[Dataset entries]
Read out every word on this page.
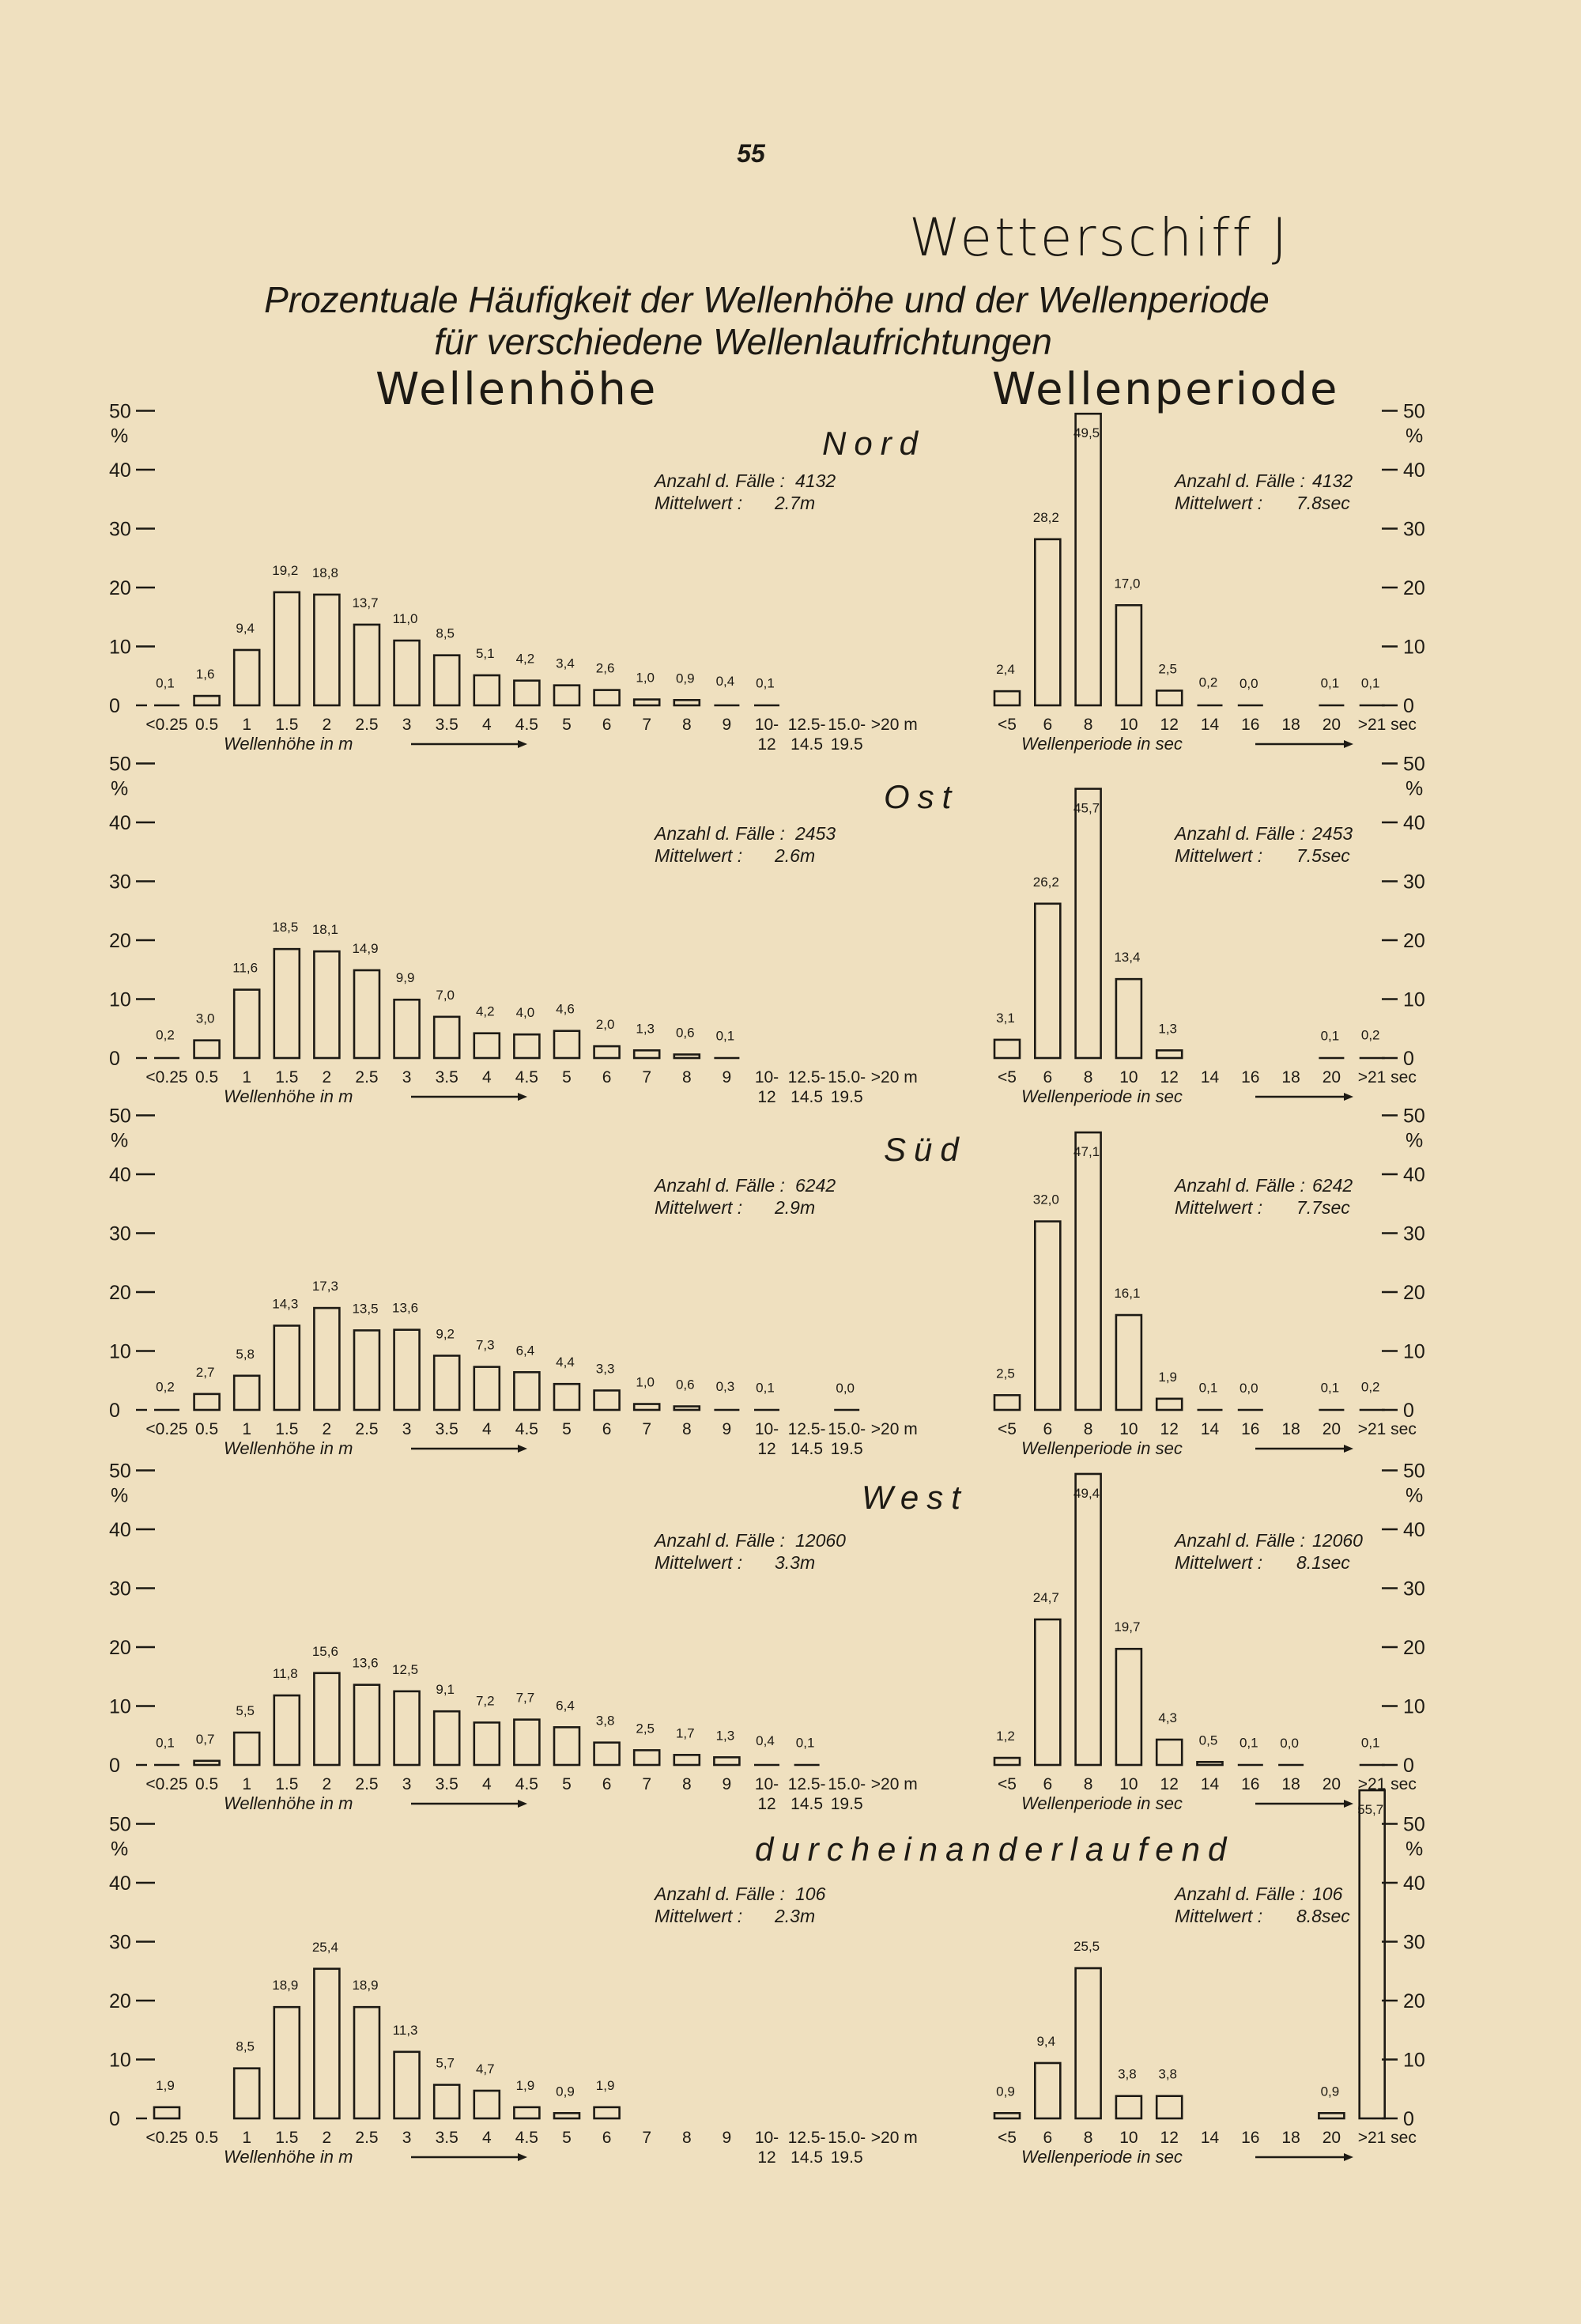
55
Wetterschiff J
Prozentuale Häufigkeit der Wellenhöhe und der Wellenperiode
für verschiedene Wellenlaufrichtungen
Wellenhöhe	Wellenperiode
Nord
Anzahl d. Fälle : 4132
Mittelwert : 2.7m
Anzahl d. Fälle : 4132
Mittelwert : 7.8sec
0	0
10	10
20	20
30	30
40	40
50	50
%	%
0,1
1,6
9,4
19,2 18,8
13,7
11,0
8,5
5,1 4,2 3,4 2,6
1,0 0,9 0,4 0,1
2,4
28,2
49,5
17,0
2,5
0,2 0,0	0,1 0,1
<0.25 0.5 1 1.5 2 2.5 3 3.5 4 4.5 5 6 7 8 9 10-
12
12.5-
14.5
15.0-
19.5
>20 m
Wellenhöhe in m
<5 6 8 10 12 14 16 18 20 >21 sec
Wellenperiode in sec
Ost
Anzahl d. Fälle : 2453
Mittelwert : 2.6m
Anzahl d. Fälle : 2453
Mittelwert : 7.5sec
0	0
10	10
20	20
30	30
40	40
50	50
%	%
0,2
3,0
11,6
18,5 18,1
14,9
9,9
7,0
4,2 4,0 4,6
2,0 1,3 0,6 0,1
3,1
26,2
45,7
13,4
1,3	0,1 0,2
<0.25 0.5 1 1.5 2 2.5 3 3.5 4 4.5 5 6 7 8 9 10-
12
12.5-
14.5
15.0-
19.5
>20 m
Wellenhöhe in m
<5 6 8 10 12 14 16 18 20 >21 sec
Wellenperiode in sec
Süd
Anzahl d. Fälle : 6242
Mittelwert : 2.9m
Anzahl d. Fälle : 6242
Mittelwert : 7.7sec
0	0
10	10
20	20
30	30
40	40
50	50
%	%
0,2
2,7
5,8
14,3
17,3
13,5 13,6
9,2
7,3 6,4
4,4 3,3
1,0 0,6 0,3 0,1	0,0
2,5
32,0
47,1
16,1
1,9
0,1 0,0	0,1 0,2
<0.25 0.5 1 1.5 2 2.5 3 3.5 4 4.5 5 6 7 8 9 10-
12
12.5-
14.5
15.0-
19.5
>20 m
Wellenhöhe in m
<5 6 8 10 12 14 16 18 20 >21 sec
Wellenperiode in sec
West
Anzahl d. Fälle : 12060
Mittelwert : 3.3m
Anzahl d. Fälle : 12060
Mittelwert : 8.1sec
0	0
10	10
20	20
30	30
40	40
50	50
%	%
0,1 0,7
5,5
11,8
15,6
13,6 12,5
9,1
7,2 7,7
6,4
3,8
2,5 1,7 1,3 0,4 0,1	1,2
24,7
49,4
19,7
4,3
0,5 0,1 0,0	0,1
<0.25 0.5 1 1.5 2 2.5 3 3.5 4 4.5 5 6 7 8 9 10-
12
12.5-
14.5
15.0-
19.5
>20 m
Wellenhöhe in m
<5 6 8 10 12 14 16 18 20 >21 sec
Wellenperiode in sec
durcheinanderlaufend
Anzahl d. Fälle : 106
Mittelwert : 2.3m
Anzahl d. Fälle : 106
Mittelwert : 8.8sec
0	0
10	10
20	20
30	30
40	40
50	50
%	%
1,9
8,5
18,9
25,4
18,9
11,3
5,7 4,7
1,9 0,9 1,9	0,9
9,4
25,5
3,8 3,8
0,9
55,7
<0.25 0.5 1 1.5 2 2.5 3 3.5 4 4.5 5 6 7 8 9 10-
12
12.5-
14.5
15.0-
19.5
>20 m
Wellenhöhe in m
<5 6 8 10 12 14 16 18 20 >21 sec
Wellenperiode in sec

**The request:**
Give every line back word for word and leave the pictures out.

**Exercise answer:**
Read out every word on this page.
55
Wetterschiff J
Prozentuale Häufigkeit der Wellenhöhe und der Wellenperiode
für verschiedene Wellenlaufrichtungen
Wellenhöhe	Wellenperiode
Nord
Anzahl d. Fälle : 4132
Mittelwert : 2.7m
Anzahl d. Fälle : 4132
Mittelwert : 7.8sec
0	0
10	10
20	20
30	30
40	40
50	50
%	%
0,1
1,6
9,4
19,2 18,8
13,7
11,0
8,5
5,1 4,2 3,4 2,6
1,0 0,9 0,4 0,1
2,4
28,2
49,5
17,0
2,5
0,2 0,0	0,1 0,1
<0.25 0.5 1 1.5 2 2.5 3 3.5 4 4.5 5 6 7 8 9 10-
12
12.5-
14.5
15.0-
19.5
>20 m
Wellenhöhe in m
<5 6 8 10 12 14 16 18 20 >21 sec
Wellenperiode in sec
Ost
Anzahl d. Fälle : 2453
Mittelwert : 2.6m
Anzahl d. Fälle : 2453
Mittelwert : 7.5sec
0	0
10	10
20	20
30	30
40	40
50	50
%	%
0,2
3,0
11,6
18,5 18,1
14,9
9,9
7,0
4,2 4,0 4,6
2,0 1,3 0,6 0,1
3,1
26,2
45,7
13,4
1,3	0,1 0,2
<0.25 0.5 1 1.5 2 2.5 3 3.5 4 4.5 5 6 7 8 9 10-
12
12.5-
14.5
15.0-
19.5
>20 m
Wellenhöhe in m
<5 6 8 10 12 14 16 18 20 >21 sec
Wellenperiode in sec
Süd
Anzahl d. Fälle : 6242
Mittelwert : 2.9m
Anzahl d. Fälle : 6242
Mittelwert : 7.7sec
0	0
10	10
20	20
30	30
40	40
50	50
%	%
0,2
2,7
5,8
14,3
17,3
13,5 13,6
9,2
7,3 6,4
4,4 3,3
1,0 0,6 0,3 0,1	0,0
2,5
32,0
47,1
16,1
1,9
0,1 0,0	0,1 0,2
<0.25 0.5 1 1.5 2 2.5 3 3.5 4 4.5 5 6 7 8 9 10-
12
12.5-
14.5
15.0-
19.5
>20 m
Wellenhöhe in m
<5 6 8 10 12 14 16 18 20 >21 sec
Wellenperiode in sec
West
Anzahl d. Fälle : 12060
Mittelwert : 3.3m
Anzahl d. Fälle : 12060
Mittelwert : 8.1sec
0	0
10	10
20	20
30	30
40	40
50	50
%	%
0,1 0,7
5,5
11,8
15,6
13,6 12,5
9,1
7,2 7,7
6,4
3,8
2,5 1,7 1,3 0,4 0,1	1,2
24,7
49,4
19,7
4,3
0,5 0,1 0,0	0,1
<0.25 0.5 1 1.5 2 2.5 3 3.5 4 4.5 5 6 7 8 9 10-
12
12.5-
14.5
15.0-
19.5
>20 m
Wellenhöhe in m
<5 6 8 10 12 14 16 18 20 >21 sec
Wellenperiode in sec
durcheinanderlaufend
Anzahl d. Fälle : 106
Mittelwert : 2.3m
Anzahl d. Fälle : 106
Mittelwert : 8.8sec
0	0
10	10
20	20
30	30
40	40
50	50
%	%
1,9
8,5
18,9
25,4
18,9
11,3
5,7 4,7
1,9 0,9 1,9	0,9
9,4
25,5
3,8 3,8
0,9
55,7
<0.25 0.5 1 1.5 2 2.5 3 3.5 4 4.5 5 6 7 8 9 10-
12
12.5-
14.5
15.0-
19.5
>20 m
Wellenhöhe in m
<5 6 8 10 12 14 16 18 20 >21 sec
Wellenperiode in sec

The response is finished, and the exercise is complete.